## PROBLEM TO SOLVE
Each line of the data that includes the string "admissions" is to be copied out.

★ ★ ★ ★ ★

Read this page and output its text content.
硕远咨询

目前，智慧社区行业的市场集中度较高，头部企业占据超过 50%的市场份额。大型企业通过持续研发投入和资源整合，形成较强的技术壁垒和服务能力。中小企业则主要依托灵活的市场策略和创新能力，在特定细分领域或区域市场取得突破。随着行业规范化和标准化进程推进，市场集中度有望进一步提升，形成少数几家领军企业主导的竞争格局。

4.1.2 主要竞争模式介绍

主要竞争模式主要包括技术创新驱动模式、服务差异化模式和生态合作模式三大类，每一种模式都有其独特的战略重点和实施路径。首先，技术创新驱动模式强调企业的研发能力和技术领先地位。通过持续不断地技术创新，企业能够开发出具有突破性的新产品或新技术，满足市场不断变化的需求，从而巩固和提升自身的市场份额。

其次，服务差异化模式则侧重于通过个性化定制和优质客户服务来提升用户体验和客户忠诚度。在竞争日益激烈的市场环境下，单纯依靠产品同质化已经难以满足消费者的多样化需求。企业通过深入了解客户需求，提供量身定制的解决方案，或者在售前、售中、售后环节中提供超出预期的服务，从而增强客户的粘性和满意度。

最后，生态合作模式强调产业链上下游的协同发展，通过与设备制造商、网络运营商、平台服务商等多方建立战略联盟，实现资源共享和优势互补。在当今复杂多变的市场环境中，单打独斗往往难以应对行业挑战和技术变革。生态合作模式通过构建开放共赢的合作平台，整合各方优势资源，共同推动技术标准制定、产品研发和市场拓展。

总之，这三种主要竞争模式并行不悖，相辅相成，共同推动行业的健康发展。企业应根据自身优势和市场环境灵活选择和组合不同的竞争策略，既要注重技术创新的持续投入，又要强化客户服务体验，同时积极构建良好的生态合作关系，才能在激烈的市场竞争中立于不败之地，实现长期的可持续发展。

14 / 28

★ ★ ★ ★ ★

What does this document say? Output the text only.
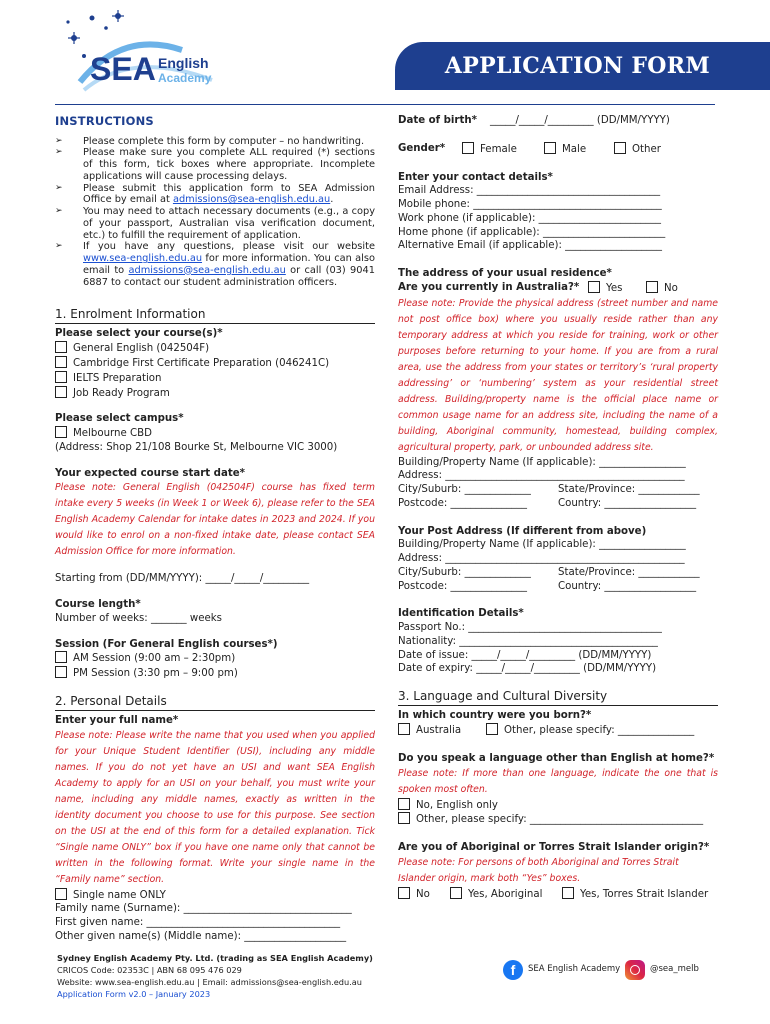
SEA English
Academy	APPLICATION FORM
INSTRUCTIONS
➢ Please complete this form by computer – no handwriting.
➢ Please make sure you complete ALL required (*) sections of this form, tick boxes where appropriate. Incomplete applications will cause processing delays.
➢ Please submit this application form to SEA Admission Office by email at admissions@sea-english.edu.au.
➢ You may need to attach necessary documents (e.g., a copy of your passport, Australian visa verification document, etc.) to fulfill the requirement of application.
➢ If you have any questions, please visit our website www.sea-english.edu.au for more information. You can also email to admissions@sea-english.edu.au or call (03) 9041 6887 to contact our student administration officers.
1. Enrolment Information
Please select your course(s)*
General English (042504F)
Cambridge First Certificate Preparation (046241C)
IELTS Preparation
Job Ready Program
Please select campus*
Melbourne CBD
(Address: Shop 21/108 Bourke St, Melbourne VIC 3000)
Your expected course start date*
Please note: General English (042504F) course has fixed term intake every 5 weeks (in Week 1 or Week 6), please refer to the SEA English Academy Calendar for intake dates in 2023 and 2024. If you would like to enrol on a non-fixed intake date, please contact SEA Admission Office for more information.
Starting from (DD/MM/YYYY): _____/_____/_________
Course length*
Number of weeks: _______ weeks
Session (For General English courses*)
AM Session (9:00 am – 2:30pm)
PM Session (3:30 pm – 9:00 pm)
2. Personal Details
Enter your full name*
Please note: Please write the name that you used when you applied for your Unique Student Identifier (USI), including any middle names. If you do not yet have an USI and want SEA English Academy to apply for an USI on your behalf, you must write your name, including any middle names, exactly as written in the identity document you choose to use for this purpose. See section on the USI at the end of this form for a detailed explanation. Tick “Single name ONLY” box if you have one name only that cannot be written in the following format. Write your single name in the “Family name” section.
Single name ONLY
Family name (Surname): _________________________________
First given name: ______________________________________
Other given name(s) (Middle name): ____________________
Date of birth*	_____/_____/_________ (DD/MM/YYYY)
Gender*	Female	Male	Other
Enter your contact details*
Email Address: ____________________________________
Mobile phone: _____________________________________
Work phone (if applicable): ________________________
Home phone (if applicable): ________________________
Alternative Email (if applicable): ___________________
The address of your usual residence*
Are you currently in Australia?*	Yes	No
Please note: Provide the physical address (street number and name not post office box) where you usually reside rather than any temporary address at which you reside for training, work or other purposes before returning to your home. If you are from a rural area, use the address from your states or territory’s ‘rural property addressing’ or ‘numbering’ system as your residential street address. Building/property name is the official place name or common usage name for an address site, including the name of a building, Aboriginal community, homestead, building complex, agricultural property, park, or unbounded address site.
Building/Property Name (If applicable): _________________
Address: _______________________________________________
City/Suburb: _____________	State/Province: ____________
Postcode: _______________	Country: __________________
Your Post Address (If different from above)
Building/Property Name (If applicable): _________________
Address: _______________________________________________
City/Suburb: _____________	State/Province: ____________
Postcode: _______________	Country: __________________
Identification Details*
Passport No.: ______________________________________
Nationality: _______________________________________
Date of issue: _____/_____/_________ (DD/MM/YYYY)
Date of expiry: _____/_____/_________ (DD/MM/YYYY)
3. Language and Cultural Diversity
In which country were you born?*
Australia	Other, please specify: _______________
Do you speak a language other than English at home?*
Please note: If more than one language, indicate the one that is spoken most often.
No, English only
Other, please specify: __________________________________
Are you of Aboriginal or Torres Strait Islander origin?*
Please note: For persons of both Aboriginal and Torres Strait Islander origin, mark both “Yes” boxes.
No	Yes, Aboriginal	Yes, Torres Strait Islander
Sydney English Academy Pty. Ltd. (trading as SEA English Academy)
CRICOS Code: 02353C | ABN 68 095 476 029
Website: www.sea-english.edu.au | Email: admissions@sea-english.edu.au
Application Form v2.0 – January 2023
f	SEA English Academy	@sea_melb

★ ★ ★ ★ ★

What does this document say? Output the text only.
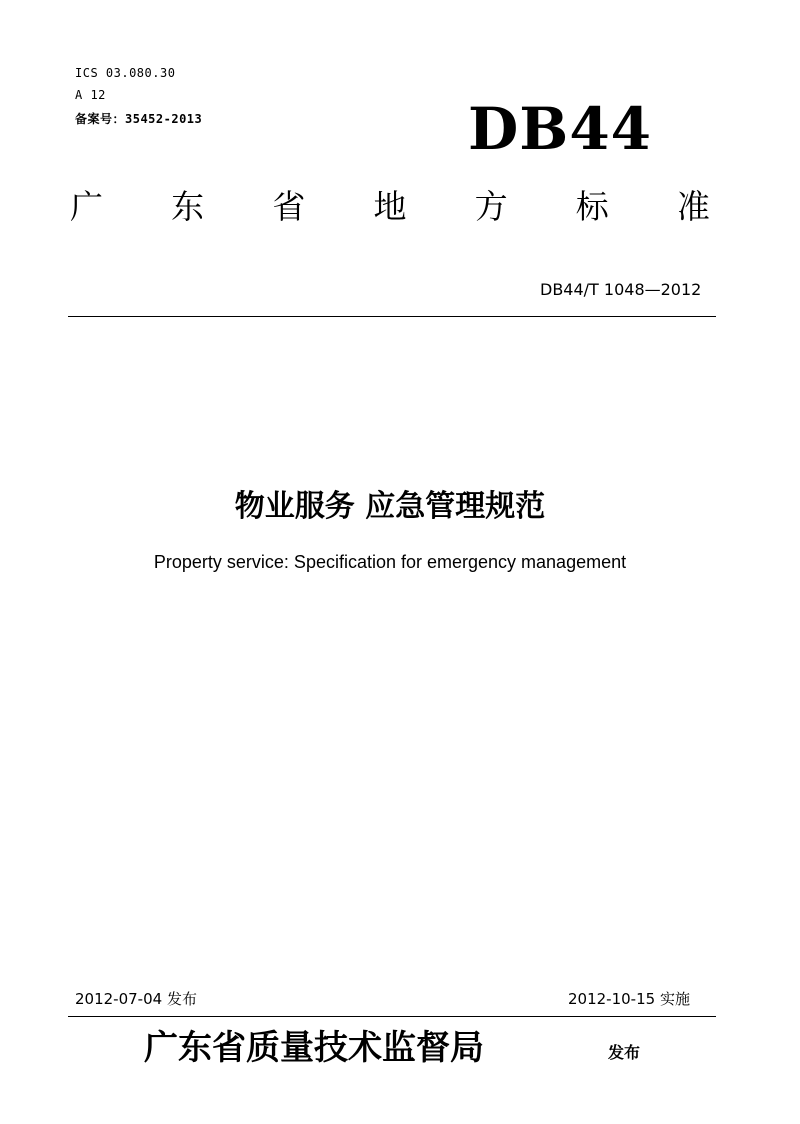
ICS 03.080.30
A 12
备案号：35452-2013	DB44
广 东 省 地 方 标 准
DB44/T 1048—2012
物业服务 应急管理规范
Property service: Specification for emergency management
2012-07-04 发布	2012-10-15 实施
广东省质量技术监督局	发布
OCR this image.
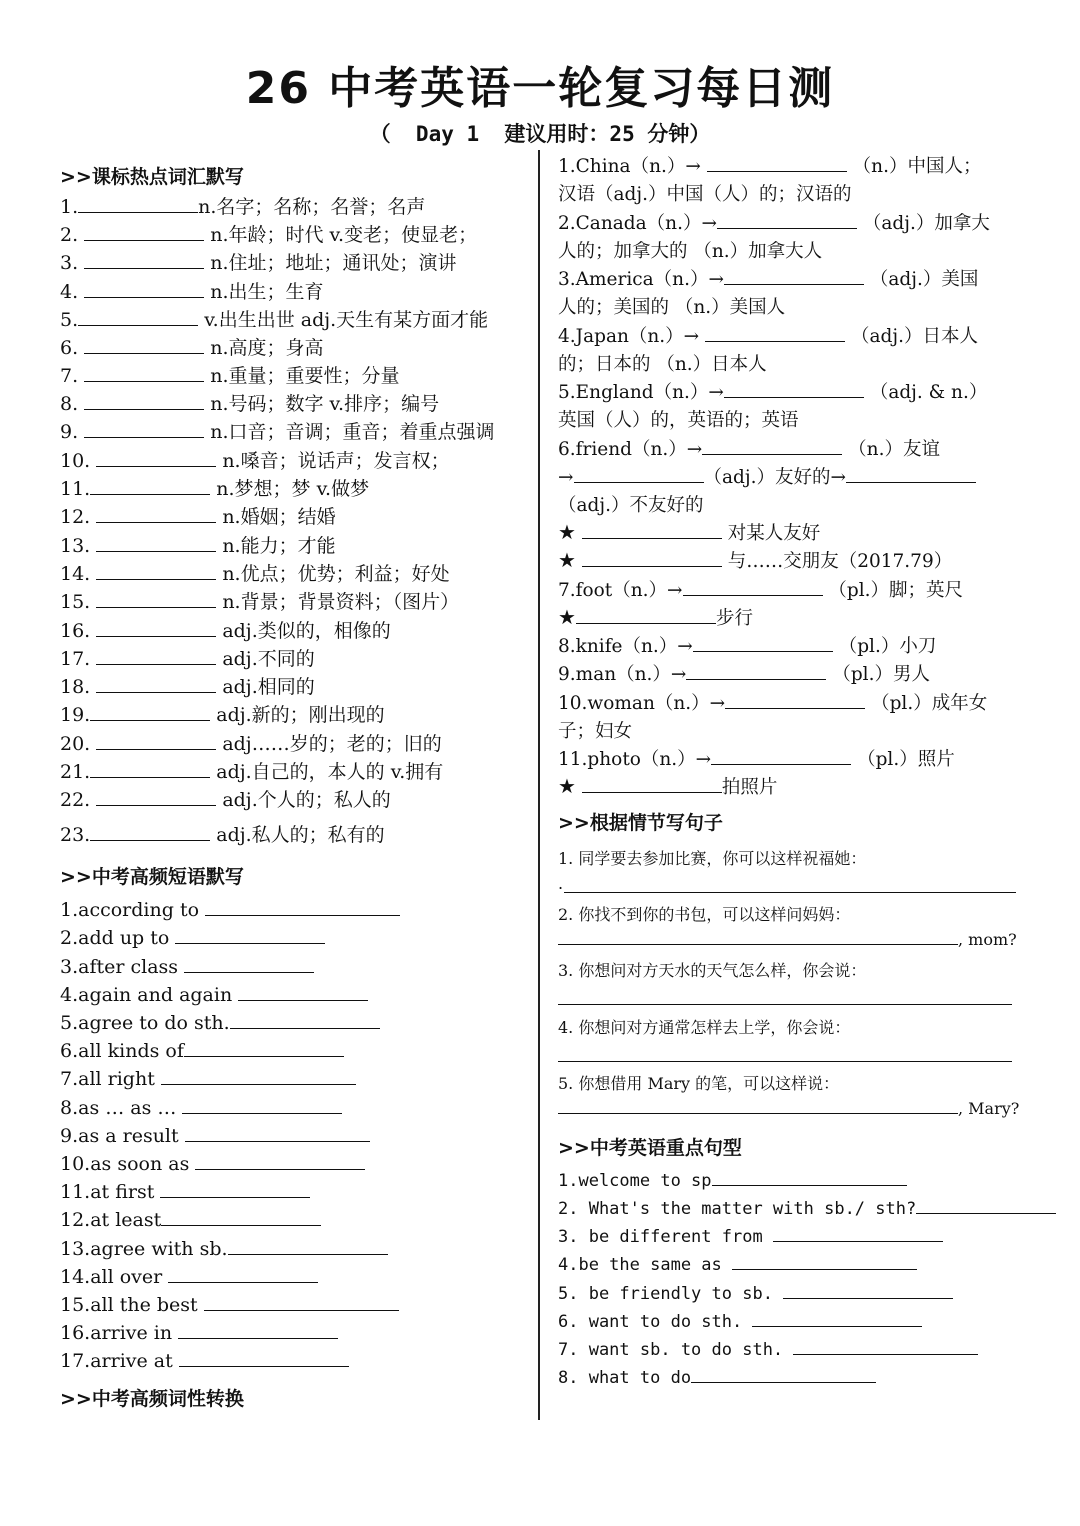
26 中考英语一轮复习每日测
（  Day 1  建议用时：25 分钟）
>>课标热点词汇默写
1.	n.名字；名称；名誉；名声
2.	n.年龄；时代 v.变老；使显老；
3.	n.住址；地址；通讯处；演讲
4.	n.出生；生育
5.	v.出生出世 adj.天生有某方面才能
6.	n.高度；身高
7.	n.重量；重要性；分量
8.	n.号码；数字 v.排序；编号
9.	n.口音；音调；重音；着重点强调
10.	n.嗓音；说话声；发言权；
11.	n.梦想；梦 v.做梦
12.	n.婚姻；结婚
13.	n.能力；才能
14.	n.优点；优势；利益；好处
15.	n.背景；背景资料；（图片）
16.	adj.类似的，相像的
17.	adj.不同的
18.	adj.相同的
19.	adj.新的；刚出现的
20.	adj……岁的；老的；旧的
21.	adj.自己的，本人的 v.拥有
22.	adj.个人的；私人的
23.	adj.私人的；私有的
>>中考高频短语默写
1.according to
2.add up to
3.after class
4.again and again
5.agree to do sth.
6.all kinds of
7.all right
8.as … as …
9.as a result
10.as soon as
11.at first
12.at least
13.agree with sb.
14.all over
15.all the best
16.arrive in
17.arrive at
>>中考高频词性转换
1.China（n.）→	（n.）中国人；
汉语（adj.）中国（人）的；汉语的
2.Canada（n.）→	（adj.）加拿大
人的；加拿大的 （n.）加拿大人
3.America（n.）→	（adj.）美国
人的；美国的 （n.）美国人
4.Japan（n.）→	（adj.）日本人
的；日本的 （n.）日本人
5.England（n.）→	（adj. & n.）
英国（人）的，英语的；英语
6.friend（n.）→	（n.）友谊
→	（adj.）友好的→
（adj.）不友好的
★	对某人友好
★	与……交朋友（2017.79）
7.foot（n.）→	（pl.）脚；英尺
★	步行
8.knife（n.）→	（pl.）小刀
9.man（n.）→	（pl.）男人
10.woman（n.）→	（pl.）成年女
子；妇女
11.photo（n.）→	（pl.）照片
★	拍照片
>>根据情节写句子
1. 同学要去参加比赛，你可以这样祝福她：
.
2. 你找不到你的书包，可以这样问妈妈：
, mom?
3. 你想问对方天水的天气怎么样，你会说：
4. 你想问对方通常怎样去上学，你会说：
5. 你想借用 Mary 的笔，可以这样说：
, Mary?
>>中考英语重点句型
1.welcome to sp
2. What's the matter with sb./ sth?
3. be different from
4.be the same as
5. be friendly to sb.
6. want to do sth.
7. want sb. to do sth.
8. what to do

★ ★ ★ ★ ★

## REPLY TO THE EXERCISE
➢ Please submit this application form to SEA Admission Office by email at admissions@sea-english.edu.au.
➢ If you have any questions, please visit our website www.sea-english.edu.au for more information. You can also email to admissions@sea-english.edu.au or call (03) 9041 6887 to contact our student administration officers.
Website: www.sea-english.edu.au | Email: admissions@sea-english.edu.au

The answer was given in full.